= Texto extraído =
------------------------------------------------------------------------

Aunque es éticamente cuestionable, dada la magnitud del problema, en términos políticos la estrategia presidencial tiene lógica y se apoya en la expectativa de que a la larga toda movilización, por muy intensa que aparezca en sus inicios, puede estancarse en la repetición de sus acciones, las divisiones sectarias y la frustración por lo magro de los logros frente a las expectativas originales. El gobierno federal cuenta con que en los meses siguientes al final no pase nada y así poder buscar un segundo aire tras las elecciones del 2015. El costo de esta apuesta es altísimo ya que implica otros largos periodos de parálisis gubernamental, reforzamiento policiaco, un enorme riesgo de violencia y mayor erosión, hacia adentro y hacia fuera, de la legitimidad del Estado.

La mejor manera de contribuir a que no pase nada es exigir un todo lleno de humo. El último artículo de John Ackerman en La Jornada es un buen ejemplo de lo anterior. Para que se produzca la vacante anhelada en el Poder Ejecutivo “lo único que tendría que ocurrir es que el ocupante de Los Pinos simplemente no se presente a trabajar”. Una vez que el presidente actúe como burócrata en San Lunes, el pueblo tomará el poder y construirá “una nueva nación en que los cargos públicos se ocupan por sorteo, las riquezas nacionales se reparten de manera igualitaria, la seguridad pública está a cargo de los mismos pueblos y la corrupción es una vaga memoria de oscuros tiempos pasados.” Y así de fácil… igual que aquella luminosa mañana de octubre de 1917 cuando Kerenski no se presentó a trabajar.

------------------------------------------------------------------------

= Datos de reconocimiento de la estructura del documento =
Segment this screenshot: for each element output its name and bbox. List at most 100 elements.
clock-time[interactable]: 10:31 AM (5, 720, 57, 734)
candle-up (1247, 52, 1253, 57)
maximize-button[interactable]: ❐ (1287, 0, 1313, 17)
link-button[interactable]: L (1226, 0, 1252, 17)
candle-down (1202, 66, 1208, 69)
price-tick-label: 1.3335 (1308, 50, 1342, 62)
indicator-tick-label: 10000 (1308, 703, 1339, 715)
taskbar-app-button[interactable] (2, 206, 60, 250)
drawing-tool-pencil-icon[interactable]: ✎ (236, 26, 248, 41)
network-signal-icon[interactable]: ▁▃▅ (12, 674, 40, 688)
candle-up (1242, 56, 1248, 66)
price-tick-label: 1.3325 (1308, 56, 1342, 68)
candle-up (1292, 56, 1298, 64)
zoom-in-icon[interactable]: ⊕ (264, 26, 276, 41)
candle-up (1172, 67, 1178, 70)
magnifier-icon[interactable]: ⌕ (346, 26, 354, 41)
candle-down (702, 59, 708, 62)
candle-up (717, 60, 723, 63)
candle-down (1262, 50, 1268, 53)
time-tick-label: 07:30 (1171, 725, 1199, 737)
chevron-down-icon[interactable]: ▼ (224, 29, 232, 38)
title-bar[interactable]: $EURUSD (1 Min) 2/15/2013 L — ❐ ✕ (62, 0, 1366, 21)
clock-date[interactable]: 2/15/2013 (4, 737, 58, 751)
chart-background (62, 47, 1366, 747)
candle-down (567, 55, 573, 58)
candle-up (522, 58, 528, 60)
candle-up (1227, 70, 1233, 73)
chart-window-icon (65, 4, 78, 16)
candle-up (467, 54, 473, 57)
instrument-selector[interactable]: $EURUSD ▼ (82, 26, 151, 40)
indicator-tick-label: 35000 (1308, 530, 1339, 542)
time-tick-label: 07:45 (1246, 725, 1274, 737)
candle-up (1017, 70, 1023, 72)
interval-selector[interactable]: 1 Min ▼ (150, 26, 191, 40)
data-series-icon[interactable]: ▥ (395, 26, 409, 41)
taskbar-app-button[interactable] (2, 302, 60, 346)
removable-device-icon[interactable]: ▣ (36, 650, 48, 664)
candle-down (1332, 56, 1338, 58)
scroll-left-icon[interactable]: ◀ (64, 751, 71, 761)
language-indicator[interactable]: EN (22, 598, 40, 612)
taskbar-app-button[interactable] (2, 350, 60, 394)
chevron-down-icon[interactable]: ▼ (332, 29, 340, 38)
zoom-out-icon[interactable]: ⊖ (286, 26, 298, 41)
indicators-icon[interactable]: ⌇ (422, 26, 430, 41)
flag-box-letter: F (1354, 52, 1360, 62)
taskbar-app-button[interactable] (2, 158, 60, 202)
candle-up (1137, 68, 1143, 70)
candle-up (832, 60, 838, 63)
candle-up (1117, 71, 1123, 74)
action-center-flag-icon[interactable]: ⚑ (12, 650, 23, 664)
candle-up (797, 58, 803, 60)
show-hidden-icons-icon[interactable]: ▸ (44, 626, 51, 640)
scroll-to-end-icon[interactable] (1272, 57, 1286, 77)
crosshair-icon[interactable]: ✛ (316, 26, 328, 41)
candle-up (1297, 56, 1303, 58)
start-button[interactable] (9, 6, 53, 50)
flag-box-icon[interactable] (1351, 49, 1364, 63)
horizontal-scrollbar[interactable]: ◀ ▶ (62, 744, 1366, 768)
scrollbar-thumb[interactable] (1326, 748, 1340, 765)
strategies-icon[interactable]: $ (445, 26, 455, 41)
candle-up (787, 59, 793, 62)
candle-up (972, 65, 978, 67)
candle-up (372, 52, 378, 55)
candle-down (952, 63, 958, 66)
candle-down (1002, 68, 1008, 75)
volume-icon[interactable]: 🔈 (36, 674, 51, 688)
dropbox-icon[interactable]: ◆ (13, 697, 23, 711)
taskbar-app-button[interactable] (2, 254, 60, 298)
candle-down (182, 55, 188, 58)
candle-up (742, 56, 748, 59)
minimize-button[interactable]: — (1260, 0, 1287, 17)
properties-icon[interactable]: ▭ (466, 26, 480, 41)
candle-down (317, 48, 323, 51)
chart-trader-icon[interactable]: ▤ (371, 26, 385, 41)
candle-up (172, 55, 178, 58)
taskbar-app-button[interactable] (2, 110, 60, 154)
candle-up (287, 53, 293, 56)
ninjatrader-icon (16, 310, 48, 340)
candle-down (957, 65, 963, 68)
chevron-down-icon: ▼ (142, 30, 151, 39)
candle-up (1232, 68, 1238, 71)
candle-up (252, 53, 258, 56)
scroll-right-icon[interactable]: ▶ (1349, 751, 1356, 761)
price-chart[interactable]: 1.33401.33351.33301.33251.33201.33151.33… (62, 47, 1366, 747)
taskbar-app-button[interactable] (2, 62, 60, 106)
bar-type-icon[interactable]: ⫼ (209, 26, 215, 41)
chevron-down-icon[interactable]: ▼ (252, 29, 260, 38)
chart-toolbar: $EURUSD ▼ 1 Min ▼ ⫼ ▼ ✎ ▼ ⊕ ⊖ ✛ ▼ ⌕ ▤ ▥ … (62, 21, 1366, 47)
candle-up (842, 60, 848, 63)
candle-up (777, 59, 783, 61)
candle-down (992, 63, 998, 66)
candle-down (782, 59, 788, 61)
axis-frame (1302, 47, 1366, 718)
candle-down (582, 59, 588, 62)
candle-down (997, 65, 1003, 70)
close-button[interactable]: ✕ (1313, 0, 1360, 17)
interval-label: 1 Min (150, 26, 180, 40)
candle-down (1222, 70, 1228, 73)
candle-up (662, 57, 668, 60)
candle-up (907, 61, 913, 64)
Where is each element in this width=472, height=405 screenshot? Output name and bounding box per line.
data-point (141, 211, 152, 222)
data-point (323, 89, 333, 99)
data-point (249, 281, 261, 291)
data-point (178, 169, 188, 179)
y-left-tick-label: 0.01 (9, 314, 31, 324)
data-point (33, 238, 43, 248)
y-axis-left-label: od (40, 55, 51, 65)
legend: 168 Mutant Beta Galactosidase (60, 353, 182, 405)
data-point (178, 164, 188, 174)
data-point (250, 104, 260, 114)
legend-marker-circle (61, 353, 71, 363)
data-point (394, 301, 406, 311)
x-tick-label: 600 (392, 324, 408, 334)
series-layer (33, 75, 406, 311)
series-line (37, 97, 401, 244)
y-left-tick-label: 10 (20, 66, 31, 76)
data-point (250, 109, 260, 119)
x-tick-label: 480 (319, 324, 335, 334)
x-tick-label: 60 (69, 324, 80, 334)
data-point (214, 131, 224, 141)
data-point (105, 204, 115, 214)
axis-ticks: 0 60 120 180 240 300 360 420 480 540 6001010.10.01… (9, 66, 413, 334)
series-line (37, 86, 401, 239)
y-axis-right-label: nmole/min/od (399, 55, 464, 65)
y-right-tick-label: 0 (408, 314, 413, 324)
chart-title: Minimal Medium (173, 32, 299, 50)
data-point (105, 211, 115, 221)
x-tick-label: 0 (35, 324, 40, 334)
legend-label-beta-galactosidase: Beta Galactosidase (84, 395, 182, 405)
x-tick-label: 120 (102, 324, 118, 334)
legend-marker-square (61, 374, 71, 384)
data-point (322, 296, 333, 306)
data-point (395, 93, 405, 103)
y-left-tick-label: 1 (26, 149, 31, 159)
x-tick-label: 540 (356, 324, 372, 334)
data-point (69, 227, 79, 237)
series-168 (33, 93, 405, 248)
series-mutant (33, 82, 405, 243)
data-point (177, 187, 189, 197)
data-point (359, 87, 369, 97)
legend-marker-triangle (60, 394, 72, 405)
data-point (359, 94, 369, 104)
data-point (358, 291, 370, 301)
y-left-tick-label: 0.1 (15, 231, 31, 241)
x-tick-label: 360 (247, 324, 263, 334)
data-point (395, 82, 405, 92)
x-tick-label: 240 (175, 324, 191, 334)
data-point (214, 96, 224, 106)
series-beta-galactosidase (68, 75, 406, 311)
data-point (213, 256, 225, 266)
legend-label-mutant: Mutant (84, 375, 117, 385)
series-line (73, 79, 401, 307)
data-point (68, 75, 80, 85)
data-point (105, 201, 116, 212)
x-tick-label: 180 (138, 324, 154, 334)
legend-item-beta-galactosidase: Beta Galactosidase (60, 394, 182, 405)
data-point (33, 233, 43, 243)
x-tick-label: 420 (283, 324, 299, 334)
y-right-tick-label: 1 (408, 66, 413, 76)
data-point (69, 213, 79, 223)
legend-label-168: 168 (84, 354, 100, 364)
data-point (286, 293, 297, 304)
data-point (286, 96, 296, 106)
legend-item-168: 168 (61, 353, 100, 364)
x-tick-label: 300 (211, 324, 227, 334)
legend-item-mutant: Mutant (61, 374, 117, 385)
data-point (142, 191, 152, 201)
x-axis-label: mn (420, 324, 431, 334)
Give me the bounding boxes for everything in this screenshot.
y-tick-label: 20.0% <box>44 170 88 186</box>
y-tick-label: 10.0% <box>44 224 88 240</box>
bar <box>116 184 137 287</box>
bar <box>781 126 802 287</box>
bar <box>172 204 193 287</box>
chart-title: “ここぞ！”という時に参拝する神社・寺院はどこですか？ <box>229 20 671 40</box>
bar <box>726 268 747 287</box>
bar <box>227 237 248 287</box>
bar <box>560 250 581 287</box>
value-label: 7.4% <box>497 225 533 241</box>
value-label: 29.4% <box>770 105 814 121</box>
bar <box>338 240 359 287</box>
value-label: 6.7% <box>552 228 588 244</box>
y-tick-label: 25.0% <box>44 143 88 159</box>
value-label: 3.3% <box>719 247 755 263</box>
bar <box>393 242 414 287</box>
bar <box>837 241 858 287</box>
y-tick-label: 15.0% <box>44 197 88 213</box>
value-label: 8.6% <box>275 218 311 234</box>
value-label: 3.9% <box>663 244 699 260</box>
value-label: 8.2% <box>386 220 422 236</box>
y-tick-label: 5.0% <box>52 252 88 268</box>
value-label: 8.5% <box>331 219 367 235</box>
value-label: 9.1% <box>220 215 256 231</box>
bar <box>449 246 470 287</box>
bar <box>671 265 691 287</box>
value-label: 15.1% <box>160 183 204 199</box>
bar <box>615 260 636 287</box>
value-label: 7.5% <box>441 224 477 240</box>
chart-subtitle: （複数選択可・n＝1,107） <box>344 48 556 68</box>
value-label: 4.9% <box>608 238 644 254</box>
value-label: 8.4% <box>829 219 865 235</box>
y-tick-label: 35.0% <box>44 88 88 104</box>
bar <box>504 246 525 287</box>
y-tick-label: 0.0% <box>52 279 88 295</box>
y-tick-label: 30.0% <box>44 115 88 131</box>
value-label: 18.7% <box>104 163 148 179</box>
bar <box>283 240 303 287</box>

------------------------------------------------------------------------

= Actividad 1 =
Reescribe el pasaje del texto sobre la estrategia presidencial que comienza en las palabras "Aunque es éticamente" y se detiene después de "legitimidad del Estado.". Cambia "gobierno federal" por "Ejecutivo federal".
= Actividad 2 =
Responde estas preguntas sobre el texto acerca de la estrategia presidencial:
(a) ¿Tras qué elecciones espera el gobierno federal buscar un segundo aire?
(b) ¿En qué periódico apareció el artículo de John Ackerman que se menciona?
(c) Según la cita, ¿cómo se ocuparían los cargos públicos en la nueva nación?

= Respuesta final 1 =
Aunque es éticamente cuestionable, dada la magnitud del problema, en términos políticos la estrategia presidencial tiene lógica y se apoya en la expectativa de que a la larga toda movilización, por muy intensa que aparezca en sus inicios, puede estancarse en la repetición de sus acciones, las divisiones sectarias y la frustración por lo magro de los logros frente a las expectativas originales. El Ejecutivo federal cuenta con que en los meses siguientes al final no pase nada y así poder buscar un segundo aire tras las elecciones del 2015. El costo de esta apuesta es altísimo ya que implica otros largos periodos de parálisis gubernamental, reforzamiento policiaco, un enorme riesgo de violencia y mayor erosión, hacia adentro y hacia fuera, de la legitimidad del Estado.

= Respuesta final 2 =
(a) Tras las elecciones del 2015.
(b) En La Jornada.
(c) Por sorteo.